** Objective **
The listing below must be repeated word for word, with its images excluded.

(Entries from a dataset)

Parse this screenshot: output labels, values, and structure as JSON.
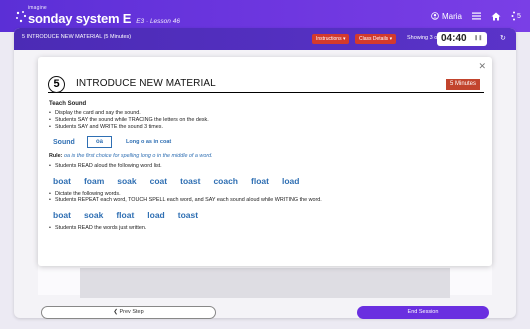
{
  "header": {
    "brand_small": "imagine",
    "brand_name": "sonday system E",
    "lesson": "E3 · Lesson 46",
    "user": "Maria",
    "menu_icon": "hamburger-icon",
    "home_icon": "home-icon",
    "level": "5"
  },
  "subbar": {
    "title": "5 INTRODUCE NEW MATERIAL (5 Minutes)",
    "instructions_label": "Instructions ▾",
    "class_details_label": "Class Details ▾",
    "showing": "Showing 3 of 5",
    "timer": "04:40"
  },
  "modal": {
    "step_number": "5",
    "title": "INTRODUCE NEW MATERIAL",
    "minutes": "5 Minutes",
    "section": "Teach Sound",
    "bullets_1": [
      "Display the card and say the sound.",
      "Students SAY the sound while TRACING the letters on the desk.",
      "Students SAY and WRITE the sound 3 times."
    ],
    "sound_label": "Sound",
    "sound": "oa",
    "sound_desc": "Long o as in coat",
    "rule_label": "Rule:",
    "rule_text": "oa is the first choice for spelling long o in the middle of a word.",
    "bullets_2": [
      "Students READ aloud the following word list."
    ],
    "words_1": [
      "boat",
      "foam",
      "soak",
      "coat",
      "toast",
      "coach",
      "float",
      "load"
    ],
    "bullets_3": [
      "Dictate the following words.",
      "Students REPEAT each word, TOUCH SPELL each word, and SAY each sound aloud while WRITING the word."
    ],
    "words_2": [
      "boat",
      "soak",
      "float",
      "load",
      "toast"
    ],
    "bullets_4": [
      "Students READ the words just written."
    ]
  },
  "footer": {
    "prev_label": "❮ Prev Step",
    "end_label": "End Session"
  },
  "colors": {
    "header": "#5b2fd6",
    "accent_blue": "#2f6fb3",
    "badge_red": "#c2442d",
    "end_button": "#6a2fe0"
  }
}
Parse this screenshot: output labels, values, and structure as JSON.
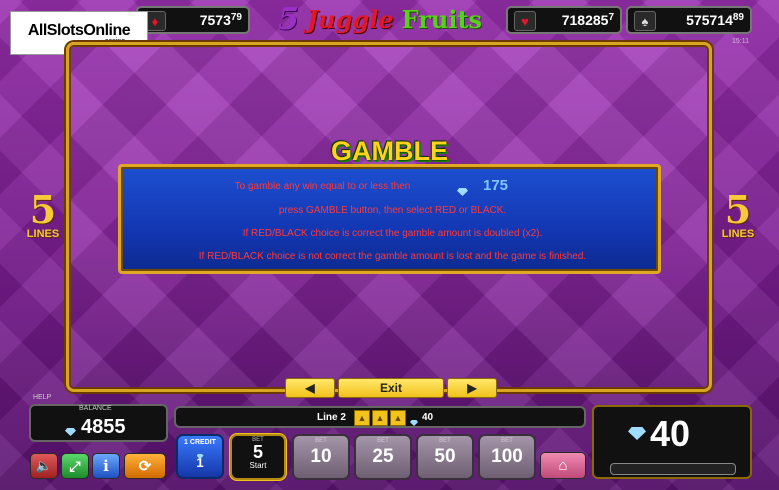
{
  "topbar": {
    "jackpot_left_value": "7573",
    "jackpot_left_cents": "79",
    "jackpot_hearts_value": "718285",
    "jackpot_hearts_cents": "7",
    "jackpot_spades_value": "575714",
    "jackpot_spades_cents": "89",
    "logo_main": "AllSlotsOnline",
    "logo_sub": ".casino",
    "title_number": "5",
    "title_word1": "Juggle",
    "title_word2": "Fruits",
    "clock": "15:11"
  },
  "lines_badge": {
    "number": "5",
    "label": "LINES"
  },
  "gamble": {
    "title": "GAMBLE",
    "line1": "To gamble any win equal to or less then",
    "amount": "175",
    "line2": "press GAMBLE button, then select RED or BLACK.",
    "line3": "If RED/BLACK choice is correct the gamble amount is doubled (x2).",
    "line4": "If RED/BLACK choice is not correct the gamble amount is lost and the game is finished."
  },
  "nav": {
    "prev": "◀",
    "exit": "Exit",
    "next": "▶"
  },
  "bottom": {
    "help_label": "HELP",
    "balance_label": "BALANCE",
    "balance_value": "4855",
    "line_info": "Line 2",
    "line_win": "40",
    "win_value": "40",
    "credit_label": "1 CREDIT",
    "credit_value": "1",
    "bet_label": "BET",
    "bet_value": "5",
    "bet_sub": "Start",
    "bets": [
      "10",
      "25",
      "50",
      "100"
    ],
    "bet_tag": "BET"
  },
  "colors": {
    "accent_gold": "#d9a520",
    "panel_purple": "#8a27a0",
    "gamble_blue": "#1337b3",
    "gamble_text_red": "#ff3a3a"
  },
  "icons": [
    "diamond-suit-icon",
    "heart-suit-icon",
    "spade-suit-icon",
    "gem-icon",
    "bell-icon",
    "sound-icon",
    "fullscreen-icon",
    "info-icon",
    "autoplay-icon",
    "home-icon"
  ]
}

** Worked answer **
Parse this screenshot: output labels, values, and structure as JSON.
{
  "header": {
    "brand_small": "imagine",
    "brand_name": "sonday system E",
    "lesson": "E3 · Lesson 46",
    "user": "Maria",
    "menu_icon": "hamburger-icon",
    "home_icon": "home-icon",
    "level": "5"
  },
  "subbar": {
    "title": "5 INTRODUCE NEW MATERIAL (5 Minutes)",
    "instructions_label": "Instructions ▾",
    "class_details_label": "Class Details ▾",
    "showing": "Showing 3 of 5",
    "timer": "04:40"
  },
  "modal": {
    "step_number": "5",
    "title": "INTRODUCE NEW MATERIAL",
    "minutes": "5 Minutes",
    "section": "Teach Sound",
    "bullets_1": [
      "Display the card and say the sound.",
      "Students SAY the sound while TRACING the letters on the desk.",
      "Students SAY and WRITE the sound 3 times."
    ],
    "sound_label": "Sound",
    "sound": "oa",
    "sound_desc": "Long o as in coat",
    "rule_label": "Rule:",
    "rule_text": "oa is the first choice for spelling long o in the middle of a word.",
    "bullets_2": [
      "Students READ aloud the following word list."
    ],
    "words_1": [
      "boat",
      "foam",
      "soak",
      "coat",
      "toast",
      "coach",
      "float",
      "load"
    ],
    "bullets_3": [
      "Dictate the following words.",
      "Students REPEAT each word, TOUCH SPELL each word, and SAY each sound aloud while WRITING the word."
    ],
    "words_2": [
      "boat",
      "soak",
      "float",
      "load",
      "toast"
    ],
    "bullets_4": [
      "Students READ the words just written."
    ]
  },
  "footer": {
    "prev_label": "❮ Prev Step",
    "end_label": "End Session"
  },
  "colors": {
    "header": "#5b2fd6",
    "accent_blue": "#2f6fb3",
    "badge_red": "#c2442d",
    "end_button": "#6a2fe0"
  }
}
Parse this screenshot: output labels, values, and structure as JSON.
{
  "topbar": {
    "jackpot_left_value": "7573",
    "jackpot_left_cents": "79",
    "jackpot_hearts_value": "718285",
    "jackpot_hearts_cents": "7",
    "jackpot_spades_value": "575714",
    "jackpot_spades_cents": "89",
    "logo_main": "AllSlotsOnline",
    "logo_sub": ".casino",
    "title_number": "5",
    "title_word1": "Juggle",
    "title_word2": "Fruits",
    "clock": "15:11"
  },
  "lines_badge": {
    "number": "5",
    "label": "LINES"
  },
  "gamble": {
    "title": "GAMBLE",
    "line1": "To gamble any win equal to or less then",
    "amount": "175",
    "line2": "press GAMBLE button, then select RED or BLACK.",
    "line3": "If RED/BLACK choice is correct the gamble amount is doubled (x2).",
    "line4": "If RED/BLACK choice is not correct the gamble amount is lost and the game is finished."
  },
  "nav": {
    "prev": "◀",
    "exit": "Exit",
    "next": "▶"
  },
  "bottom": {
    "help_label": "HELP",
    "balance_label": "BALANCE",
    "balance_value": "4855",
    "line_info": "Line 2",
    "line_win": "40",
    "win_value": "40",
    "credit_label": "1 CREDIT",
    "credit_value": "1",
    "bet_label": "BET",
    "bet_value": "5",
    "bet_sub": "Start",
    "bets": [
      "10",
      "25",
      "50",
      "100"
    ],
    "bet_tag": "BET"
  },
  "colors": {
    "accent_gold": "#d9a520",
    "panel_purple": "#8a27a0",
    "gamble_blue": "#1337b3",
    "gamble_text_red": "#ff3a3a"
  },
  "icons": [
    "diamond-suit-icon",
    "heart-suit-icon",
    "spade-suit-icon",
    "gem-icon",
    "bell-icon",
    "sound-icon",
    "fullscreen-icon",
    "info-icon",
    "autoplay-icon",
    "home-icon"
  ]
}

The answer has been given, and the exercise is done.